GIVEN RECORDS:
——

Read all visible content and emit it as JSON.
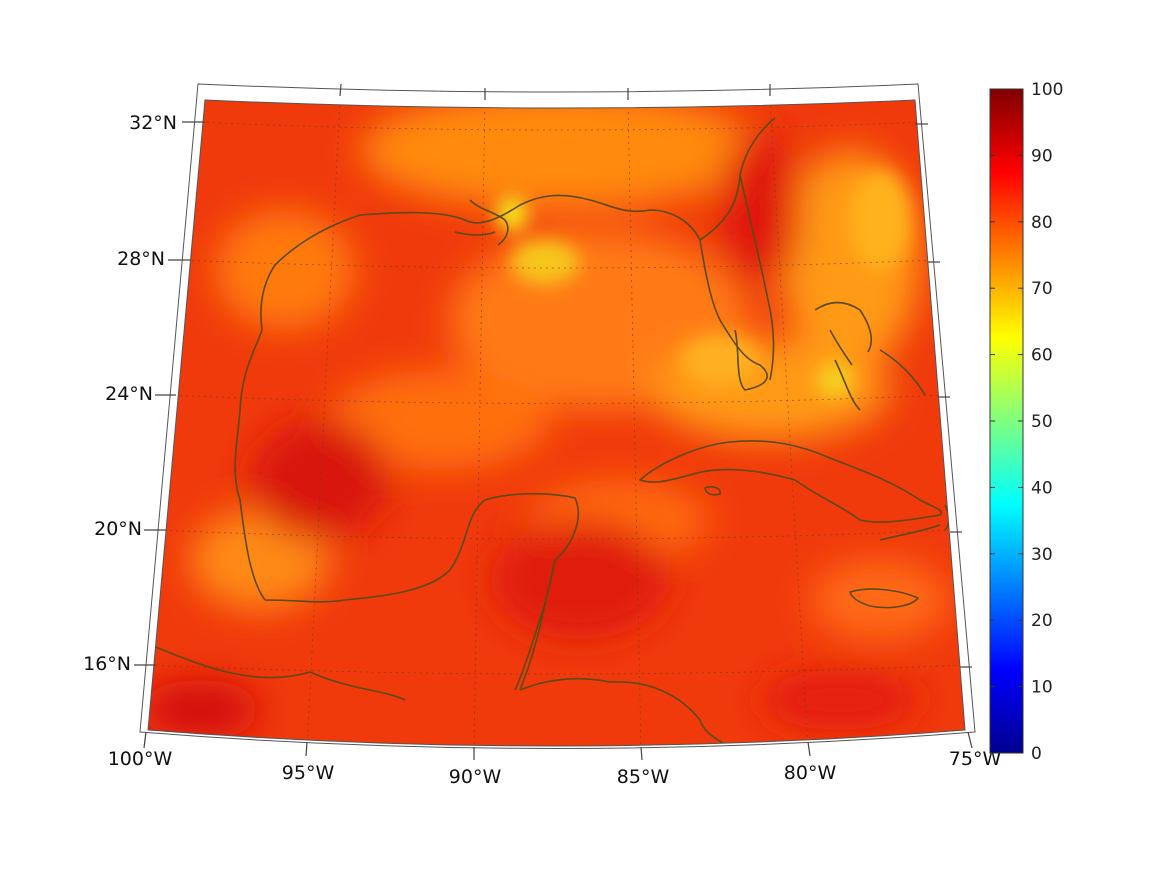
{
  "map": {
    "lon_labels": [
      "100°W",
      "95°W",
      "90°W",
      "85°W",
      "80°W",
      "75°W"
    ],
    "lat_labels": [
      "32°N",
      "28°N",
      "24°N",
      "20°N",
      "16°N"
    ],
    "coastline_color": "#5c4a12",
    "field_colors": {
      "base": "#f03a0c",
      "warm_orange": "#ff8a10",
      "yellow": "#f7d21a",
      "deep_red": "#d8140c"
    }
  },
  "colorbar": {
    "colormap": "jet",
    "tick_labels": [
      "100",
      "90",
      "80",
      "70",
      "60",
      "50",
      "40",
      "30",
      "20",
      "10",
      "0"
    ],
    "range": [
      0,
      100
    ]
  }
}
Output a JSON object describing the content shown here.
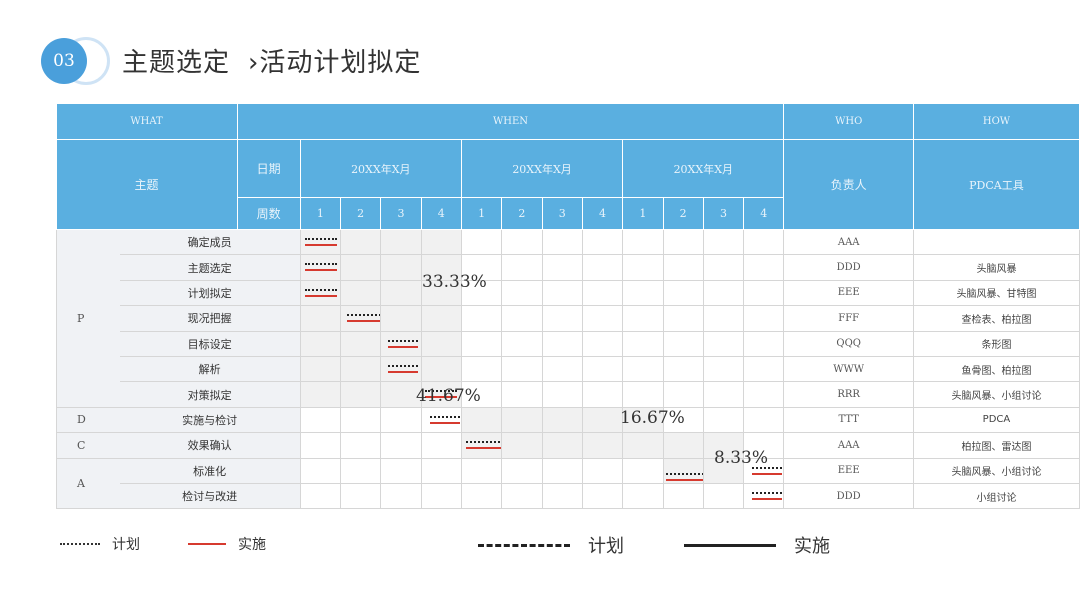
{
  "header": {
    "badge": "03",
    "title": "主题选定",
    "subtitle": "›活动计划拟定"
  },
  "table": {
    "col_what": "WHAT",
    "col_when": "WHEN",
    "col_who": "WHO",
    "col_how": "HOW",
    "theme_label": "主题",
    "date_label": "日期",
    "week_label": "周数",
    "months": [
      "20XX年X月",
      "20XX年X月",
      "20XX年X月"
    ],
    "weeks": [
      "1",
      "2",
      "3",
      "4",
      "1",
      "2",
      "3",
      "4",
      "1",
      "2",
      "3",
      "4"
    ],
    "owner_label": "负责人",
    "tool_label": "PDCA工具",
    "categories": [
      "P",
      "D",
      "C",
      "A"
    ],
    "rows": [
      {
        "task": "确定成员",
        "owner": "AAA",
        "tool": ""
      },
      {
        "task": "主题选定",
        "owner": "DDD",
        "tool": "头脑风暴"
      },
      {
        "task": "计划拟定",
        "owner": "EEE",
        "tool": "头脑风暴、甘特图"
      },
      {
        "task": "现况把握",
        "owner": "FFF",
        "tool": "查检表、柏拉图"
      },
      {
        "task": "目标设定",
        "owner": "QQQ",
        "tool": "条形图"
      },
      {
        "task": "解析",
        "owner": "WWW",
        "tool": "鱼骨图、柏拉图"
      },
      {
        "task": "对策拟定",
        "owner": "RRR",
        "tool": "头脑风暴、小组讨论"
      },
      {
        "task": "实施与检讨",
        "owner": "TTT",
        "tool": "PDCA"
      },
      {
        "task": "效果确认",
        "owner": "AAA",
        "tool": "柏拉图、雷达图"
      },
      {
        "task": "标准化",
        "owner": "EEE",
        "tool": "头脑风暴、小组讨论"
      },
      {
        "task": "检讨与改进",
        "owner": "DDD",
        "tool": "小组讨论"
      }
    ],
    "percentages": [
      "33.33%",
      "41.67%",
      "16.67%",
      "8.33%"
    ]
  },
  "legend": {
    "plan": "计划",
    "actual": "实施",
    "plan_big": "计划",
    "actual_big": "实施"
  },
  "colors": {
    "header_blue": "#5aafe0",
    "badge_blue": "#4a9fdb",
    "actual_red": "#d63a2f"
  }
}
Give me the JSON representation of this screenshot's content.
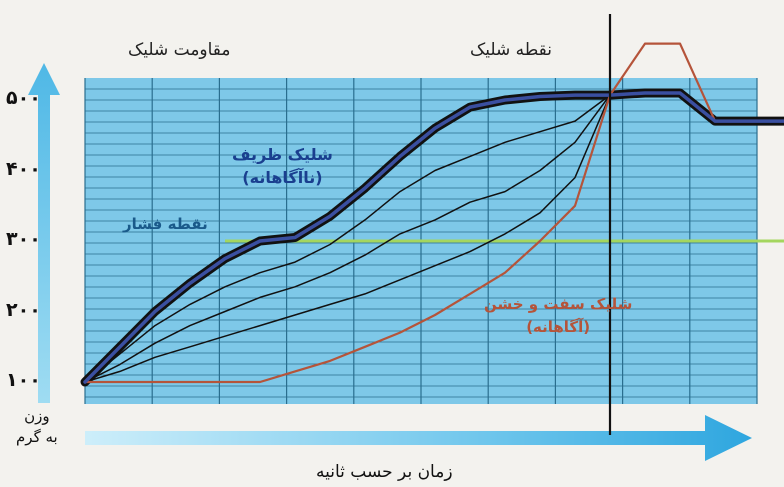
{
  "chart_data": {
    "type": "line",
    "title": "",
    "xlabel": "زمان بر حسب ثانیه",
    "ylabel": "وزن به گرم",
    "ylabel_lines": [
      "وزن",
      "به گرم"
    ],
    "yticks": [
      "۱۰۰",
      "۲۰۰",
      "۳۰۰",
      "۴۰۰",
      "۵۰۰"
    ],
    "ylim": [
      80,
      540
    ],
    "xlim": [
      0,
      100
    ],
    "grid": true,
    "annotations": {
      "resistance": "مقاومت شلیک",
      "shot_point": "نقطه شلیک",
      "pressure_point": "نقطه فشار",
      "soft_shot": "شلیک ظریف",
      "soft_shot_sub": "(ناآگاهانه)",
      "hard_shot": "شلیک سفت و خشن",
      "hard_shot_sub": "(آگاهانه)"
    },
    "reference_lines": {
      "pressure_point_y": 300,
      "shot_point_x": 75
    },
    "series": [
      {
        "key": "soft",
        "color": "#3a4fa0",
        "x": [
          0,
          5,
          10,
          15,
          20,
          25,
          30,
          35,
          40,
          45,
          50,
          55,
          60,
          65,
          70,
          75,
          80,
          85,
          90,
          95,
          100
        ],
        "y": [
          100,
          150,
          200,
          240,
          275,
          300,
          305,
          335,
          375,
          420,
          460,
          490,
          500,
          505,
          507,
          507,
          510,
          510,
          470,
          470,
          470
        ]
      },
      {
        "key": "mid1",
        "color": "#111111",
        "x": [
          0,
          5,
          10,
          15,
          20,
          25,
          30,
          35,
          40,
          45,
          50,
          55,
          60,
          65,
          70,
          75
        ],
        "y": [
          100,
          140,
          180,
          210,
          235,
          255,
          270,
          295,
          330,
          370,
          400,
          420,
          440,
          455,
          470,
          507
        ]
      },
      {
        "key": "mid2",
        "color": "#111111",
        "x": [
          0,
          5,
          10,
          15,
          20,
          25,
          30,
          35,
          40,
          45,
          50,
          55,
          60,
          65,
          70,
          75
        ],
        "y": [
          100,
          125,
          155,
          180,
          200,
          220,
          235,
          255,
          280,
          310,
          330,
          355,
          370,
          400,
          440,
          507
        ]
      },
      {
        "key": "mid3",
        "color": "#111111",
        "x": [
          0,
          5,
          10,
          15,
          20,
          25,
          30,
          35,
          40,
          45,
          50,
          55,
          60,
          65,
          70,
          75
        ],
        "y": [
          100,
          115,
          135,
          150,
          165,
          180,
          195,
          210,
          225,
          245,
          265,
          285,
          310,
          340,
          390,
          507
        ]
      },
      {
        "key": "hard",
        "color": "#b5543a",
        "x": [
          0,
          5,
          10,
          15,
          20,
          25,
          30,
          35,
          40,
          45,
          50,
          55,
          60,
          65,
          70,
          75,
          80,
          85,
          90,
          95,
          100
        ],
        "y": [
          100,
          100,
          100,
          100,
          100,
          100,
          115,
          130,
          150,
          170,
          195,
          225,
          255,
          300,
          350,
          507,
          580,
          580,
          470,
          470,
          470
        ]
      }
    ]
  }
}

——

Using the records above, copy every line that has the word "头脑风暴" in it.

ANSWER TO THIS TASK:
        "tool": "头脑风暴"
        "tool": "头脑风暴、甘特图"
        "tool": "头脑风暴、小组讨论"
        "tool": "头脑风暴、小组讨论"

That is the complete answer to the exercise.